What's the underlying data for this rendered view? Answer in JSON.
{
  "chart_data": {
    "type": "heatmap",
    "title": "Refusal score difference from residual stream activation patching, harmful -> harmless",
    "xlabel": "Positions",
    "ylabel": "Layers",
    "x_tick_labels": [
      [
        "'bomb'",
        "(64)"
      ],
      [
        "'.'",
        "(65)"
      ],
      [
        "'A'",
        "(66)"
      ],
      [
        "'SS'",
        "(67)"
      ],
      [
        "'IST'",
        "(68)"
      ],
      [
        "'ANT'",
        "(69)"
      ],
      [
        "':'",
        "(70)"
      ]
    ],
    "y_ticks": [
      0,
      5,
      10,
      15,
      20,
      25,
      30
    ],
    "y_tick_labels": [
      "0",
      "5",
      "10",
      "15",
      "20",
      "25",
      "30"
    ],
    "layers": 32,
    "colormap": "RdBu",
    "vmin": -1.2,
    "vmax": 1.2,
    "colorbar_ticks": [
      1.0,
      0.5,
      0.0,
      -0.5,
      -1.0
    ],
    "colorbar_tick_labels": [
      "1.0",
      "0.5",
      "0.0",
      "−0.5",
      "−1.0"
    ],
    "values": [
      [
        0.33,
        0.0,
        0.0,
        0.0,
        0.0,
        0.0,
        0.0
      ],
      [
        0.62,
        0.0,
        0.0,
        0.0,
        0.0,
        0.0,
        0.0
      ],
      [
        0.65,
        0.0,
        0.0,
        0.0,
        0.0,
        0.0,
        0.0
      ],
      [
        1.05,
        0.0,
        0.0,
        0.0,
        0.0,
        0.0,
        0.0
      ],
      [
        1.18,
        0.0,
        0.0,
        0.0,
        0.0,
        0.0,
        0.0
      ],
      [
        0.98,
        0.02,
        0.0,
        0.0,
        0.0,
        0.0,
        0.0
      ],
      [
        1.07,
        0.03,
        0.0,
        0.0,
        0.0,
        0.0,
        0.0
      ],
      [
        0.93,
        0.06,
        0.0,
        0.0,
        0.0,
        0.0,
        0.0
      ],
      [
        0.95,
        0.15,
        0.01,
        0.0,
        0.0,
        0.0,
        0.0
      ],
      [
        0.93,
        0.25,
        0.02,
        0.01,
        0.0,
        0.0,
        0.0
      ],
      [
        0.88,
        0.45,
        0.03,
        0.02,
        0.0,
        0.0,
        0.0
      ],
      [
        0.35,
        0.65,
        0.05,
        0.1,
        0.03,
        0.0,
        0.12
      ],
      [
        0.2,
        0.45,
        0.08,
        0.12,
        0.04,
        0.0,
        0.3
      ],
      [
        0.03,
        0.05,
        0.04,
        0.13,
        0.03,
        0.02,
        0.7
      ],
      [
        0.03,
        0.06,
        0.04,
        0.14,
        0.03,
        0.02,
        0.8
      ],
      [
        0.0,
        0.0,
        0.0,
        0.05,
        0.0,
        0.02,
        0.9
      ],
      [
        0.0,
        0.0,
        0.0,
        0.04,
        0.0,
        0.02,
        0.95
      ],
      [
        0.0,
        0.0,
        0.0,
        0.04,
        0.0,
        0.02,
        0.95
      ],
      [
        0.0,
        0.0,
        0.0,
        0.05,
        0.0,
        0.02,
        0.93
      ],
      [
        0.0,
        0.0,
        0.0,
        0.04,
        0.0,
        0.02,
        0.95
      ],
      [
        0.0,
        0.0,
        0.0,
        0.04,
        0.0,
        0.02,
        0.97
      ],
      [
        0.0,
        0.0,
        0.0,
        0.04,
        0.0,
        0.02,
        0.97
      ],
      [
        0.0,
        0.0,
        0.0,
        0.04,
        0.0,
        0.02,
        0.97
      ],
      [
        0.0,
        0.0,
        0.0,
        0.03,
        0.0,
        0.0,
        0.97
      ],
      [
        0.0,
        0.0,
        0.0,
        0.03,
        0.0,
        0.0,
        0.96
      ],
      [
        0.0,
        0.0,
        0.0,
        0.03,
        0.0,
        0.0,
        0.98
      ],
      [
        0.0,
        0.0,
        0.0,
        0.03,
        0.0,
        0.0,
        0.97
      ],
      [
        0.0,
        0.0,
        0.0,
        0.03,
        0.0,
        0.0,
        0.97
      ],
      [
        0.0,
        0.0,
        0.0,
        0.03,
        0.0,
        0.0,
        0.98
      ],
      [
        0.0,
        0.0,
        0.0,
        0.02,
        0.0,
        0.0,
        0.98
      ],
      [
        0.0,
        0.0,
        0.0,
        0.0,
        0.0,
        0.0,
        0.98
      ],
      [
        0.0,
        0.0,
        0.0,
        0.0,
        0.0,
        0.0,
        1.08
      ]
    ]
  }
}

__Task prompt__
Write out every entry verbatim.

__Response to this task__
What's the underlying data for this rendered view? Answer in JSON.
{
  "chart_data": {
    "type": "heatmap",
    "title": "Refusal score difference from residual stream activation patching, harmful -> harmless",
    "xlabel": "Positions",
    "ylabel": "Layers",
    "x_tick_labels": [
      [
        "'bomb'",
        "(64)"
      ],
      [
        "'.'",
        "(65)"
      ],
      [
        "'A'",
        "(66)"
      ],
      [
        "'SS'",
        "(67)"
      ],
      [
        "'IST'",
        "(68)"
      ],
      [
        "'ANT'",
        "(69)"
      ],
      [
        "':'",
        "(70)"
      ]
    ],
    "y_ticks": [
      0,
      5,
      10,
      15,
      20,
      25,
      30
    ],
    "y_tick_labels": [
      "0",
      "5",
      "10",
      "15",
      "20",
      "25",
      "30"
    ],
    "layers": 32,
    "colormap": "RdBu",
    "vmin": -1.2,
    "vmax": 1.2,
    "colorbar_ticks": [
      1.0,
      0.5,
      0.0,
      -0.5,
      -1.0
    ],
    "colorbar_tick_labels": [
      "1.0",
      "0.5",
      "0.0",
      "−0.5",
      "−1.0"
    ],
    "values": [
      [
        0.33,
        0.0,
        0.0,
        0.0,
        0.0,
        0.0,
        0.0
      ],
      [
        0.62,
        0.0,
        0.0,
        0.0,
        0.0,
        0.0,
        0.0
      ],
      [
        0.65,
        0.0,
        0.0,
        0.0,
        0.0,
        0.0,
        0.0
      ],
      [
        1.05,
        0.0,
        0.0,
        0.0,
        0.0,
        0.0,
        0.0
      ],
      [
        1.18,
        0.0,
        0.0,
        0.0,
        0.0,
        0.0,
        0.0
      ],
      [
        0.98,
        0.02,
        0.0,
        0.0,
        0.0,
        0.0,
        0.0
      ],
      [
        1.07,
        0.03,
        0.0,
        0.0,
        0.0,
        0.0,
        0.0
      ],
      [
        0.93,
        0.06,
        0.0,
        0.0,
        0.0,
        0.0,
        0.0
      ],
      [
        0.95,
        0.15,
        0.01,
        0.0,
        0.0,
        0.0,
        0.0
      ],
      [
        0.93,
        0.25,
        0.02,
        0.01,
        0.0,
        0.0,
        0.0
      ],
      [
        0.88,
        0.45,
        0.03,
        0.02,
        0.0,
        0.0,
        0.0
      ],
      [
        0.35,
        0.65,
        0.05,
        0.1,
        0.03,
        0.0,
        0.12
      ],
      [
        0.2,
        0.45,
        0.08,
        0.12,
        0.04,
        0.0,
        0.3
      ],
      [
        0.03,
        0.05,
        0.04,
        0.13,
        0.03,
        0.02,
        0.7
      ],
      [
        0.03,
        0.06,
        0.04,
        0.14,
        0.03,
        0.02,
        0.8
      ],
      [
        0.0,
        0.0,
        0.0,
        0.05,
        0.0,
        0.02,
        0.9
      ],
      [
        0.0,
        0.0,
        0.0,
        0.04,
        0.0,
        0.02,
        0.95
      ],
      [
        0.0,
        0.0,
        0.0,
        0.04,
        0.0,
        0.02,
        0.95
      ],
      [
        0.0,
        0.0,
        0.0,
        0.05,
        0.0,
        0.02,
        0.93
      ],
      [
        0.0,
        0.0,
        0.0,
        0.04,
        0.0,
        0.02,
        0.95
      ],
      [
        0.0,
        0.0,
        0.0,
        0.04,
        0.0,
        0.02,
        0.97
      ],
      [
        0.0,
        0.0,
        0.0,
        0.04,
        0.0,
        0.02,
        0.97
      ],
      [
        0.0,
        0.0,
        0.0,
        0.04,
        0.0,
        0.02,
        0.97
      ],
      [
        0.0,
        0.0,
        0.0,
        0.03,
        0.0,
        0.0,
        0.97
      ],
      [
        0.0,
        0.0,
        0.0,
        0.03,
        0.0,
        0.0,
        0.96
      ],
      [
        0.0,
        0.0,
        0.0,
        0.03,
        0.0,
        0.0,
        0.98
      ],
      [
        0.0,
        0.0,
        0.0,
        0.03,
        0.0,
        0.0,
        0.97
      ],
      [
        0.0,
        0.0,
        0.0,
        0.03,
        0.0,
        0.0,
        0.97
      ],
      [
        0.0,
        0.0,
        0.0,
        0.03,
        0.0,
        0.0,
        0.98
      ],
      [
        0.0,
        0.0,
        0.0,
        0.02,
        0.0,
        0.0,
        0.98
      ],
      [
        0.0,
        0.0,
        0.0,
        0.0,
        0.0,
        0.0,
        0.98
      ],
      [
        0.0,
        0.0,
        0.0,
        0.0,
        0.0,
        0.0,
        1.08
      ]
    ]
  }
}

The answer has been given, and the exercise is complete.